→ Supplied passage
BARTON FINK [Spoilers] A film review by Ed Nilges Copyright 1991 Ed Nilges
Note: this review may spoil Barton Fink for those of us who go to the movies primarily for the cheap frisson of surprise. This review is therefore best read *after* seeing Barton Fink.
BARTON FINK is a movie I think the French will like; I understand it's already won several awards at Cannes. It is an extremely, surprisingly intelligent movie which at the same time is eminently watchable, despite descriptions of it which make it sound fairly boring. Our expectations of BARTON FINK is somewhat like our expectations of MY DINNER WITH ANDRE. It would appear that a movie about a blocked nerd of a writer in a fleabag hotel would be about as boring as, well, spending time with a blocked nerd of a writer in a fleabag hotel. BARTON FINK surprises in somewhat the same way as MY DINNER WITH ANDRE.
Structurally speaking, BARTON FINK has hints of THE DAY OF THE LOCUST and of Dashiell Hammett as East Coast (Barton Fink, a Depression-era writer on the model of Clifford Odets) meets West Coast and confronts an astonishing spiritual wasteland in himself. There is the criminal common man in the form of John Goodman, who has become since Roseanne a sort of King of the Slobs, there is a dame, a corpse, and a pair of lowlife cops (who I predict the French will especially like.)

→ Provided records
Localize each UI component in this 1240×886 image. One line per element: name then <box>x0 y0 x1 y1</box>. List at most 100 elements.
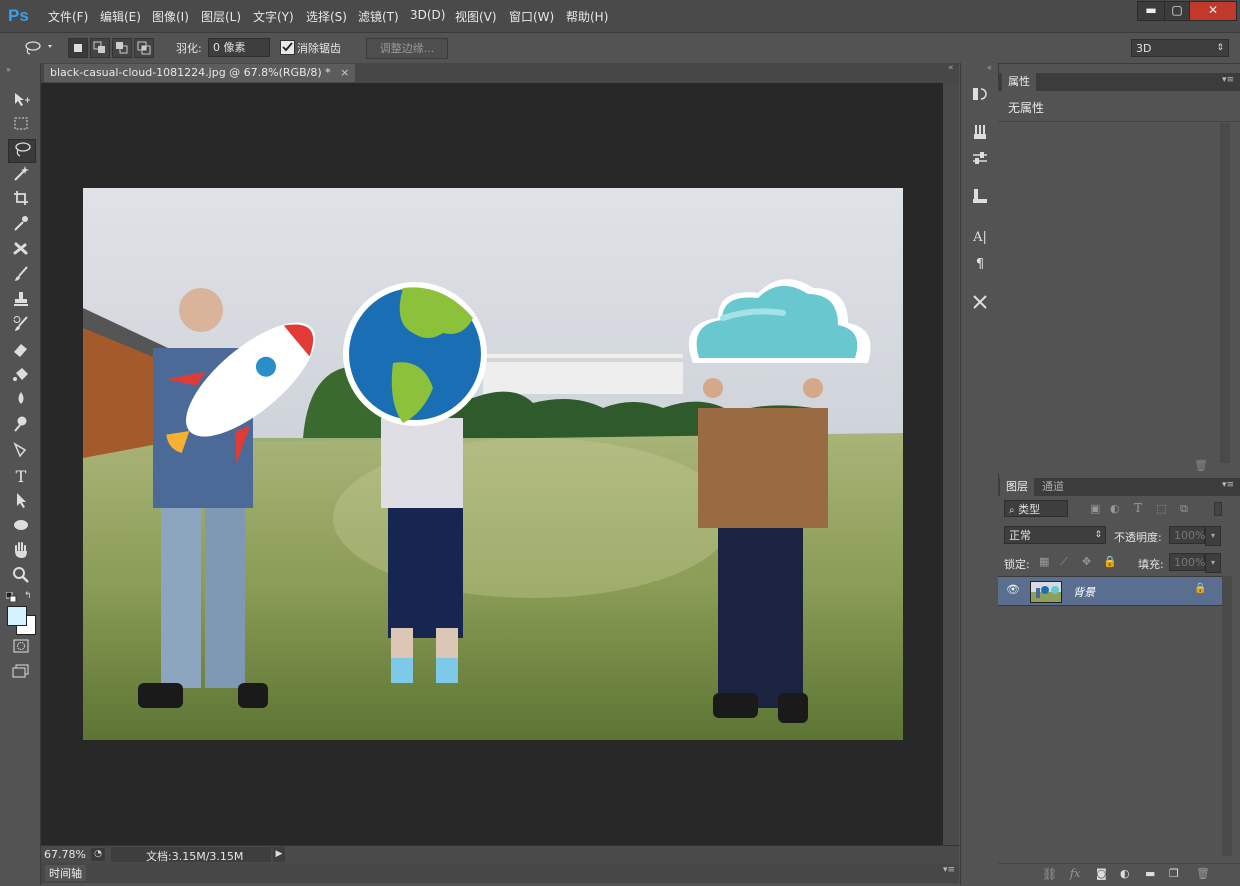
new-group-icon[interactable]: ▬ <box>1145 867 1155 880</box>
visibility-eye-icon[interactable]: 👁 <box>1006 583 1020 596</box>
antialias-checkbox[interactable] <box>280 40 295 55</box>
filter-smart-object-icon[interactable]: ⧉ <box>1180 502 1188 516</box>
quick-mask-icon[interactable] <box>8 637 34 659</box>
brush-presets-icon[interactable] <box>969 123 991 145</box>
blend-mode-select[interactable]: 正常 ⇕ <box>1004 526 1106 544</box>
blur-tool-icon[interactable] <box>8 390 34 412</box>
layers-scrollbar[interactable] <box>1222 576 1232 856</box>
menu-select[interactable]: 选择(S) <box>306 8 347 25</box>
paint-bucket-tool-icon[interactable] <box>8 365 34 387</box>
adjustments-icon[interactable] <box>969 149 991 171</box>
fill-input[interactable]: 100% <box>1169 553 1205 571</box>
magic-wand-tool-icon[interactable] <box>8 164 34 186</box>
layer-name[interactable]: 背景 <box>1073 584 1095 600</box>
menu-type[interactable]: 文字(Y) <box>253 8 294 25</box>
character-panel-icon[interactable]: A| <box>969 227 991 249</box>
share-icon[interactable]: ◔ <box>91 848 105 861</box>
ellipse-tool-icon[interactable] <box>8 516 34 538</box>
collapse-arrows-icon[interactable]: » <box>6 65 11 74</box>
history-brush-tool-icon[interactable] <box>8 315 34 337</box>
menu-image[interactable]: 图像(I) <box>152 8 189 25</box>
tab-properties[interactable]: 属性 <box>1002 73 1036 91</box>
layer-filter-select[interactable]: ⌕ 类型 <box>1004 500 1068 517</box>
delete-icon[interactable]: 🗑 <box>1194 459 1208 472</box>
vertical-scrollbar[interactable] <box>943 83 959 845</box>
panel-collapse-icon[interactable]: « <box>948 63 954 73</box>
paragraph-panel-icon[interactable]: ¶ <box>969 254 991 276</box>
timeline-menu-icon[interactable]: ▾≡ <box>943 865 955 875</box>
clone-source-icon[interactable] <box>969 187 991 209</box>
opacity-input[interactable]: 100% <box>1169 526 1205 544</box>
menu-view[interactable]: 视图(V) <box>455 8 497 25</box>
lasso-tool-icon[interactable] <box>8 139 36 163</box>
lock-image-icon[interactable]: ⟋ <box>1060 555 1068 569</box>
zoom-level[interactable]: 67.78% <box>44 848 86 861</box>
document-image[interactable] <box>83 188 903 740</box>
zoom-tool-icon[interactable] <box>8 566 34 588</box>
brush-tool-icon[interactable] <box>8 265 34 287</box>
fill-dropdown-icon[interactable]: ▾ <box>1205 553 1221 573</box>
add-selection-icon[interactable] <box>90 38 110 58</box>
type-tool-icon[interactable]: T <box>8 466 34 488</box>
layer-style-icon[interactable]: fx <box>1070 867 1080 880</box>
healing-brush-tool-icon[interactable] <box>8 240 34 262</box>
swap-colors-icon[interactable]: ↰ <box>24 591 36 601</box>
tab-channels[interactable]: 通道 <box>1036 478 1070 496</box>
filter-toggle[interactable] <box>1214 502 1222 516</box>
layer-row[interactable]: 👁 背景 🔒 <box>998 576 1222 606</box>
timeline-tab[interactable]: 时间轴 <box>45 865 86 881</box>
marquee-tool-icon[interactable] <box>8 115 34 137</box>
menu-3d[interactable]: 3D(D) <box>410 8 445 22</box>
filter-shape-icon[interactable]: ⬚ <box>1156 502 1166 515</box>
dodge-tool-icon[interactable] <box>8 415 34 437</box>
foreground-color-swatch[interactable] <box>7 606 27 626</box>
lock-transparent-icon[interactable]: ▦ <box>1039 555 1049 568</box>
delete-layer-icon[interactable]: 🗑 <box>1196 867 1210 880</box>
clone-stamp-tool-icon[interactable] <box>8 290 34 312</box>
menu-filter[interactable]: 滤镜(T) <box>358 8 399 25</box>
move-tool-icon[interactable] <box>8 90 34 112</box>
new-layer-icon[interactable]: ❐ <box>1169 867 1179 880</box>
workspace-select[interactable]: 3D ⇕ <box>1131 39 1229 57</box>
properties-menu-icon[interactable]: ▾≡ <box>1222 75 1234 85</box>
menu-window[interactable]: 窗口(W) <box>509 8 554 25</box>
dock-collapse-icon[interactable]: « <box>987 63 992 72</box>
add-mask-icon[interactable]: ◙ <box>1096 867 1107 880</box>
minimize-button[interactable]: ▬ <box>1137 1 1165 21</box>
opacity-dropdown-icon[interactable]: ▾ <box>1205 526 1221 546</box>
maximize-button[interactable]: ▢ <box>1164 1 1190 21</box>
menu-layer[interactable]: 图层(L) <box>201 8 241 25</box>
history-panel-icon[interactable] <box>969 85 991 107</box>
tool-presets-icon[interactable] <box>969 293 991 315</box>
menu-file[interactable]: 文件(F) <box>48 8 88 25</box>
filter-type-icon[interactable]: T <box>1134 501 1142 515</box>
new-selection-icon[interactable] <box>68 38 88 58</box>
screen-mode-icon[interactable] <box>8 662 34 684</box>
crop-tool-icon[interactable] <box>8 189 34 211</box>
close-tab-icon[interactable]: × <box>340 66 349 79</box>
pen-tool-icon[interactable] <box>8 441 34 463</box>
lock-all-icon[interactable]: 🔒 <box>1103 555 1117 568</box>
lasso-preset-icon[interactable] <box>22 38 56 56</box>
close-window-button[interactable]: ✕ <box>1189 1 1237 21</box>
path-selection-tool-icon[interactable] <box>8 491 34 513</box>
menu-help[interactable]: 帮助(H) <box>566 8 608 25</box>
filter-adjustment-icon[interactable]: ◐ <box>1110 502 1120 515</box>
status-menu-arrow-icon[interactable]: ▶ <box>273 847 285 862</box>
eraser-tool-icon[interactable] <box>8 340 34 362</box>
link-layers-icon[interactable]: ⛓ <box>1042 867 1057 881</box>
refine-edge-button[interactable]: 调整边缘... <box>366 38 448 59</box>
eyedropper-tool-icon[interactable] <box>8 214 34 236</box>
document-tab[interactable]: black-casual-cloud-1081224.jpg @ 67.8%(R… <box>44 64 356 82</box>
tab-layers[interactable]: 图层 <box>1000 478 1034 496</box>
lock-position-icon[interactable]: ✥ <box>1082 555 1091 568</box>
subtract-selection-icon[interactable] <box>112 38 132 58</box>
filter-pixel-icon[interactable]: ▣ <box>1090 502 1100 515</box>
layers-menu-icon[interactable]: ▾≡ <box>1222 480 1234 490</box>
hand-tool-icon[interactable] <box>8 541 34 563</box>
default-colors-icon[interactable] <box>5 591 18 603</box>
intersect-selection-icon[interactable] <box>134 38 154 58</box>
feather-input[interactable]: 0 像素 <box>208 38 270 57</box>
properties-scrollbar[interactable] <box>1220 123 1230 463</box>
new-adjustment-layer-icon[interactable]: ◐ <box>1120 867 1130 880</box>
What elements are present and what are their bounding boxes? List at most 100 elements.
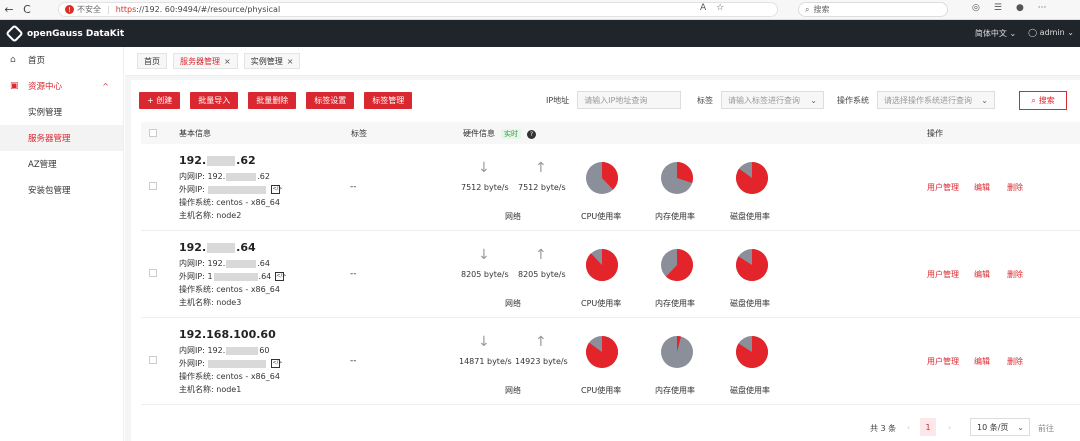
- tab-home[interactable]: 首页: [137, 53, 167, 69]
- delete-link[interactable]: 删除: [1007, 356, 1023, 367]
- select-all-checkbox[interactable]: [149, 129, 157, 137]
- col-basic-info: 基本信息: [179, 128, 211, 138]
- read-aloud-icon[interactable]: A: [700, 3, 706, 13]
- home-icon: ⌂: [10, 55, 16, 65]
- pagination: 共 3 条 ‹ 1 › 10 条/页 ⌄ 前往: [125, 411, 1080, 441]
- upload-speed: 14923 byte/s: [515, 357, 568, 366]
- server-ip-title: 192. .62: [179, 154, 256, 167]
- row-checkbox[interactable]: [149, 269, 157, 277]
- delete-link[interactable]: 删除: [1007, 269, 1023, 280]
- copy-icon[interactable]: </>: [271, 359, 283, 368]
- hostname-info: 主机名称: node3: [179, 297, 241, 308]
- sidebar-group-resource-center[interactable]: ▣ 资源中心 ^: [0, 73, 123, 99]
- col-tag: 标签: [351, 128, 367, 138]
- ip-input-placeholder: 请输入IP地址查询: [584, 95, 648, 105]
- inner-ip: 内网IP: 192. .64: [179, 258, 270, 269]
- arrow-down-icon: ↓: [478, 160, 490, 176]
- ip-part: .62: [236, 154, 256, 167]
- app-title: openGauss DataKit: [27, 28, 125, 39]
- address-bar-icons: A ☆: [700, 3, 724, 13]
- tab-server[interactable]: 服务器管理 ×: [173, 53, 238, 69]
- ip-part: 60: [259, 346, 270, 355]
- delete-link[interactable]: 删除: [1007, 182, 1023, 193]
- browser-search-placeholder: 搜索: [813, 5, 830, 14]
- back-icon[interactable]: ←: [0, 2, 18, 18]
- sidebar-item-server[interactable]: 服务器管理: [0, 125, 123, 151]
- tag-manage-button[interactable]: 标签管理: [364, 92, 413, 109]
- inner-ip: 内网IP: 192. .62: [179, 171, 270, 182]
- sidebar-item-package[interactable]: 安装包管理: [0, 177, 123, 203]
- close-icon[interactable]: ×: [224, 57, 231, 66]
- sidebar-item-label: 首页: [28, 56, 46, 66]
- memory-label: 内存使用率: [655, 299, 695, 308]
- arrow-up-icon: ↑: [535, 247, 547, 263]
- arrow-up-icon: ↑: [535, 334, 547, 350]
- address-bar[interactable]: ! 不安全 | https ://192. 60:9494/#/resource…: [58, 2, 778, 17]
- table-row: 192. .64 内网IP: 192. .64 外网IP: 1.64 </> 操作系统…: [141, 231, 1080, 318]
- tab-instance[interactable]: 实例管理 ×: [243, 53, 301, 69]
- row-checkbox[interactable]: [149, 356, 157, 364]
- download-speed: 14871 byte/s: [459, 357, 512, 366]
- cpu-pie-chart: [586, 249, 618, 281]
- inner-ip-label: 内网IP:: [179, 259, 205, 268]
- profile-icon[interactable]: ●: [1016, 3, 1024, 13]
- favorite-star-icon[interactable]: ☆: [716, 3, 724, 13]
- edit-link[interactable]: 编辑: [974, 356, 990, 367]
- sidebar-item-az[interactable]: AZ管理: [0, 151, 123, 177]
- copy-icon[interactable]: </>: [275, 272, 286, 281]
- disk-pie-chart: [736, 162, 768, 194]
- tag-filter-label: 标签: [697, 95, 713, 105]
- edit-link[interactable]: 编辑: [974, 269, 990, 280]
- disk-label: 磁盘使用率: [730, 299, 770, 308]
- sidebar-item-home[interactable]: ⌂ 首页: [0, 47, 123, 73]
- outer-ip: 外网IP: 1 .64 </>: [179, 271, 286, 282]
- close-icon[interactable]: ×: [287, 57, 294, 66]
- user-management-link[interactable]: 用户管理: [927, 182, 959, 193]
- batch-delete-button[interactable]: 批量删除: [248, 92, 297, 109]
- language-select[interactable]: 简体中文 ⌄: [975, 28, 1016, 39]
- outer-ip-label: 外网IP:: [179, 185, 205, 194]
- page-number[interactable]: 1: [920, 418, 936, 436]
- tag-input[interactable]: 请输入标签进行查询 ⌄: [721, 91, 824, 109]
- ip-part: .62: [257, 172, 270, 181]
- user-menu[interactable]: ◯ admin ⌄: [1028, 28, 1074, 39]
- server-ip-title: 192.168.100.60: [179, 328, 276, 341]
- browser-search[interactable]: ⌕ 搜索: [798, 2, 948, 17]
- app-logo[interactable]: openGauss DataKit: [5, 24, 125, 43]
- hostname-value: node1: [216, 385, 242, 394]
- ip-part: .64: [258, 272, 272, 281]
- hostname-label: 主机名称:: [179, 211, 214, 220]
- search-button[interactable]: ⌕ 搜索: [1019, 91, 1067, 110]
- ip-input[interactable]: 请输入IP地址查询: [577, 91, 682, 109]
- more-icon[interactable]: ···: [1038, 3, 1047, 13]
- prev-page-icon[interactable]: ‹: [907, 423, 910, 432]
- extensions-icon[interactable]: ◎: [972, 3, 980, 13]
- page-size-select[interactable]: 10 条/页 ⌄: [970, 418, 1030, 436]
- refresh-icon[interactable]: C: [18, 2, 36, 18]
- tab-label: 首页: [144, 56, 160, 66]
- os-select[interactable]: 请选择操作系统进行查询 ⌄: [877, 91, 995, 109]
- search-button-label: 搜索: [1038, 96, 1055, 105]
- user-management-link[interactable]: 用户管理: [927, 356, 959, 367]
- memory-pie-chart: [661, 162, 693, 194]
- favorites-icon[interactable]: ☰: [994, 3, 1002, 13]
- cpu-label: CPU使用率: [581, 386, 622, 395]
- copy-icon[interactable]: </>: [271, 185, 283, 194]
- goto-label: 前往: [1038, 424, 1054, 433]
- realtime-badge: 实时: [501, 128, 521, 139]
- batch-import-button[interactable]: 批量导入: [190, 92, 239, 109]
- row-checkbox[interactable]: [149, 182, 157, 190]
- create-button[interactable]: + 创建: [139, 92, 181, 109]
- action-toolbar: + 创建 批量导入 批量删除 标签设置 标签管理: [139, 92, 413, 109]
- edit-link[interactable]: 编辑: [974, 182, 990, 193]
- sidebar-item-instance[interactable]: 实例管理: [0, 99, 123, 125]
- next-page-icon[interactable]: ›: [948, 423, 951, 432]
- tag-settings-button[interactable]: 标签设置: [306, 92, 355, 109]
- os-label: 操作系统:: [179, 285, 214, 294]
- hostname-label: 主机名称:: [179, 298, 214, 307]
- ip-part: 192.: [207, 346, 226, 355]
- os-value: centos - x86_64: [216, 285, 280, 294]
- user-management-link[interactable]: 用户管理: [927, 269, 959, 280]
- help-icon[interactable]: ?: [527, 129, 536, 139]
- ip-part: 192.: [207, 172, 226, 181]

→ Written exercise 1
In the listing, reproduce only the stretch from the line containing "- tab-home[interactable]: 首页: [137, 53, 167, 69]" through the line containing "- back-icon[interactable]: ←: [0, 2, 18, 18]", substituting "remove-link" for every "delete-link" and leaving all else unchanged.
→ Written exercise 2
Extend the Barton Fink film review with the passage that would come next.
The review above and the listing bear no relation to each other.

→ Reply 1
- tab-home[interactable]: 首页: [137, 53, 167, 69]
- remove-link[interactable]: 删除: [1007, 356, 1023, 367]
- select-all-checkbox[interactable]: [149, 129, 157, 137]
- col-basic-info: 基本信息: [179, 128, 211, 138]
- read-aloud-icon[interactable]: A: [700, 3, 706, 13]
- home-icon: ⌂: [10, 55, 16, 65]
- pagination: 共 3 条 ‹ 1 › 10 条/页 ⌄ 前往: [125, 411, 1080, 441]
- upload-speed: 14923 byte/s: [515, 357, 568, 366]
- server-ip-title: 192. .62: [179, 154, 256, 167]
- row-checkbox[interactable]: [149, 269, 157, 277]
- remove-link[interactable]: 删除: [1007, 269, 1023, 280]
- copy-icon[interactable]: </>: [271, 359, 283, 368]
- hostname-info: 主机名称: node3: [179, 297, 241, 308]
- sidebar-group-resource-center[interactable]: ▣ 资源中心 ^: [0, 73, 123, 99]
- col-tag: 标签: [351, 128, 367, 138]
- ip-input-placeholder: 请输入IP地址查询: [584, 95, 648, 105]
- inner-ip: 内网IP: 192. .64: [179, 258, 270, 269]
- arrow-down-icon: ↓: [478, 160, 490, 176]
- ip-part: .62: [236, 154, 256, 167]
- app-title: openGauss DataKit: [27, 28, 125, 39]
- address-bar-icons: A ☆: [700, 3, 724, 13]
- tab-server[interactable]: 服务器管理 ×: [173, 53, 238, 69]
- ip-part: 60: [259, 346, 270, 355]
- remove-link[interactable]: 删除: [1007, 182, 1023, 193]
- browser-search-placeholder: 搜索: [813, 5, 830, 14]
- back-icon[interactable]: ←: [0, 2, 18, 18]

→ Reply 2
Fink is a screenwriter, which is a central and crucially self-reflexive fact. The Hollywood screenwriter views himself, perhaps with some justification, as the creator of the entire dream, for of course a script has to be much more than a collection of dialogue: it has hopefully adequate descriptions of camera angles, lighting and a myriad of other details. In some sort of Leninist screenwriter's Land of Cockaigne or Big Rock Candy Mountain, the screenwriter would work poolside, attended by hordes of willing female slaves (for his gender would be unreflectingly male) and doted upon by studio moguls.
This is of course bunkum, and hooey. A movie is a social art, constituted in the labor of thousands of people...actors, extras, and those mysteriously named gaffers and best boys. It is also constituted in the paradoxical but real labor of management as studio executives acquire hardened arteries in marshaling the forces that make the movie. Even more paradoxically it can be argued that, beyond the ushers and ticket collectors (and beyond the video store clerks) the very audience is laboring to produce LA GRANDE ILLUSION as it sits munching popcorn in the darkened multiplex or in its cluttered parlor.
The explicit rejection of Barton's pretensions is defiantly philistine yet necessarily implied by the very content of those pretensions. The ringing cry of 1789 for the rights of man and the radical equality of all our dreams when taken up by women and by non-Europeans gives the lie to Barton's attempt to privilege himself vis a vis insurance salesmen and GIs. 1789 became 1989, with its myriad calls for self-determination and an end to screenwriting and scriptwriting of *all* sorts, including top-down, dirigiste models of economic development, in Russia, in Latvia, and in Ethiopia.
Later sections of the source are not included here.